WORK ORDER
Where does the string "Excretory" occur in the records? Copy each line that holds it.

SUPPLIED ENTRIES
-- Opening Marker --

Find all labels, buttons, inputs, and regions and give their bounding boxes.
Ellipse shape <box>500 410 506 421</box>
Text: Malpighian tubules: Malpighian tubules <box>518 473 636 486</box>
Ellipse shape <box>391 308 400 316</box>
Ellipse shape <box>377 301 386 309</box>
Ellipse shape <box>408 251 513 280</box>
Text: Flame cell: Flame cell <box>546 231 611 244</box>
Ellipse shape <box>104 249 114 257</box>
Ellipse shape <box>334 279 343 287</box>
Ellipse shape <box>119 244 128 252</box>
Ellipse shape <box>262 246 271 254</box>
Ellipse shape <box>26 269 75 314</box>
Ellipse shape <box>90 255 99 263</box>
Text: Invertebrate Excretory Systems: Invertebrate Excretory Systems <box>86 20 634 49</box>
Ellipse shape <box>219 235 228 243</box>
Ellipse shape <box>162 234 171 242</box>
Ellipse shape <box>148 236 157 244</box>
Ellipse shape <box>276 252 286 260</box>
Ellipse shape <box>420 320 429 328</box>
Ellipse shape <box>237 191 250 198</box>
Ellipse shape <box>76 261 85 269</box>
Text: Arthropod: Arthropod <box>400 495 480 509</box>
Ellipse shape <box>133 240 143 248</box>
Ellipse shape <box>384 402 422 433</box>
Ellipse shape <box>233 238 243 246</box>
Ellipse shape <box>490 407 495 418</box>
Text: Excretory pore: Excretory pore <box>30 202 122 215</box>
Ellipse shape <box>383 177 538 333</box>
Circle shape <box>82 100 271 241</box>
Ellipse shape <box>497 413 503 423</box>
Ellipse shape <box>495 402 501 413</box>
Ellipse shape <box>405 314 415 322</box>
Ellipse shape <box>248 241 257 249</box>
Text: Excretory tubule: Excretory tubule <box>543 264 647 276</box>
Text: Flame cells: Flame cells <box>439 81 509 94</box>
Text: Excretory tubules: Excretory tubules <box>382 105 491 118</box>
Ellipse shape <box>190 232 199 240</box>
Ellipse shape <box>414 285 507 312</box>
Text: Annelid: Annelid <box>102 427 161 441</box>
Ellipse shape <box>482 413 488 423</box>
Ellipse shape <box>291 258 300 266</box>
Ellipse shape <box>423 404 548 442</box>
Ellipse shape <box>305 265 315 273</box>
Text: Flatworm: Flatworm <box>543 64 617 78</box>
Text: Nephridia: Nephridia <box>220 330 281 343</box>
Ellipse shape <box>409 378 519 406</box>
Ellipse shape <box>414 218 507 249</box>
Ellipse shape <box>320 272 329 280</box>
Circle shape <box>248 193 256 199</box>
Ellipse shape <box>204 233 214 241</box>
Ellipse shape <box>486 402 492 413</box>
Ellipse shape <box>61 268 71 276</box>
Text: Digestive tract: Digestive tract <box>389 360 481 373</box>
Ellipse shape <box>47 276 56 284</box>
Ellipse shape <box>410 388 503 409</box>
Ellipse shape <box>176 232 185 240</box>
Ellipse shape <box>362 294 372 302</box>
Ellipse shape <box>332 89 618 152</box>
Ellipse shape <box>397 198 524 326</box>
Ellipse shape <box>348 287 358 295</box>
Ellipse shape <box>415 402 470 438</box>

-- Closing Marker --

RESULT FOR THIS EXERCISE
Text: Invertebrate Excretory Systems: Invertebrate Excretory Systems <box>86 20 634 49</box>
Text: Excretory pore: Excretory pore <box>30 202 122 215</box>
Text: Excretory tubule: Excretory tubule <box>543 264 647 276</box>
Text: Excretory tubules: Excretory tubules <box>382 105 491 118</box>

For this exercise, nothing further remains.